┌──
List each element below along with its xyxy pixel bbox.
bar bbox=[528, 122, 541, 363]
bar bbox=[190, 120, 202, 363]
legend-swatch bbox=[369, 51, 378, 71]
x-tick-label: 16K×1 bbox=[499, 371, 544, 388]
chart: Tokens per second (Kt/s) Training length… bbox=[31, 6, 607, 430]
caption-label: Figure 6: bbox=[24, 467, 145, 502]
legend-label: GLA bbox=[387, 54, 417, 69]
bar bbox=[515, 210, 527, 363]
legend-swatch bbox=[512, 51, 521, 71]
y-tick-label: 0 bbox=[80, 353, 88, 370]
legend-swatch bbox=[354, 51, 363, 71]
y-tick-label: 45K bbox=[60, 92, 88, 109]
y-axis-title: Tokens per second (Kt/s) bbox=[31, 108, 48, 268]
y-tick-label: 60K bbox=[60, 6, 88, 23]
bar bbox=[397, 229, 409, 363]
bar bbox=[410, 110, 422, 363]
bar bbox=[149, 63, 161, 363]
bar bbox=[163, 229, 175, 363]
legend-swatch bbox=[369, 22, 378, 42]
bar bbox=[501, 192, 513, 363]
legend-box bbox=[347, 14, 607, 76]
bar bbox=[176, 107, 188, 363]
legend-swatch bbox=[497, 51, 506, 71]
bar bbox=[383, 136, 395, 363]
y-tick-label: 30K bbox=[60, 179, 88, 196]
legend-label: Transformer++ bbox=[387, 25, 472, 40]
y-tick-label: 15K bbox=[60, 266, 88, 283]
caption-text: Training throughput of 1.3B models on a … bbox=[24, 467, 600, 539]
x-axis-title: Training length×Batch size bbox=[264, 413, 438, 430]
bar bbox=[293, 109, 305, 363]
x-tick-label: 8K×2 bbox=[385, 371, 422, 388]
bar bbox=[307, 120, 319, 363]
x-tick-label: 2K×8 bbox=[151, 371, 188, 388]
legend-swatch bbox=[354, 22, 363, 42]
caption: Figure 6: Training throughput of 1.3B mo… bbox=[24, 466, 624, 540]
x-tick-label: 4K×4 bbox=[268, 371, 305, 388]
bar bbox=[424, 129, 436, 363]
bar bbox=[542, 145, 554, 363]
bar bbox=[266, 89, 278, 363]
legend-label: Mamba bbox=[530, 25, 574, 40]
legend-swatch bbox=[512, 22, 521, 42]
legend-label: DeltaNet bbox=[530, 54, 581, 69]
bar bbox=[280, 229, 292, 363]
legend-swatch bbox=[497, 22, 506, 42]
└──
- [Qué hacer]
Convierte en una lista JSON de cadenas las filas que van desde el comienzo hasta la que contiene "legend-swatch bbox=[497, 51, 506, 71]", ambas incluidas, con una cadena por línea y sin líneas en blanco.

- [Ejercicio resuelto]
[
  "List each element below along with its xyxy pixel bbox.",
  "bar bbox=[528, 122, 541, 363]",
  "bar bbox=[190, 120, 202, 363]",
  "legend-swatch bbox=[369, 51, 378, 71]",
  "x-tick-label: 16K×1 bbox=[499, 371, 544, 388]",
  "chart: Tokens per second (Kt/s) Training length… bbox=[31, 6, 607, 430]",
  "caption-label: Figure 6: bbox=[24, 467, 145, 502]",
  "legend-label: GLA bbox=[387, 54, 417, 69]",
  "bar bbox=[515, 210, 527, 363]",
  "legend-swatch bbox=[512, 51, 521, 71]",
  "y-tick-label: 0 bbox=[80, 353, 88, 370]",
  "legend-swatch bbox=[354, 51, 363, 71]",
  "y-tick-label: 45K bbox=[60, 92, 88, 109]",
  "y-axis-title: Tokens per second (Kt/s) bbox=[31, 108, 48, 268]",
  "y-tick-label: 60K bbox=[60, 6, 88, 23]",
  "bar bbox=[397, 229, 409, 363]",
  "bar bbox=[410, 110, 422, 363]",
  "bar bbox=[149, 63, 161, 363]",
  "bar bbox=[163, 229, 175, 363]",
  "legend-swatch bbox=[369, 22, 378, 42]",
  "bar bbox=[501, 192, 513, 363]",
  "legend-box bbox=[347, 14, 607, 76]",
  "bar bbox=[176, 107, 188, 363]",
  "legend-swatch bbox=[497, 51, 506, 71]"
]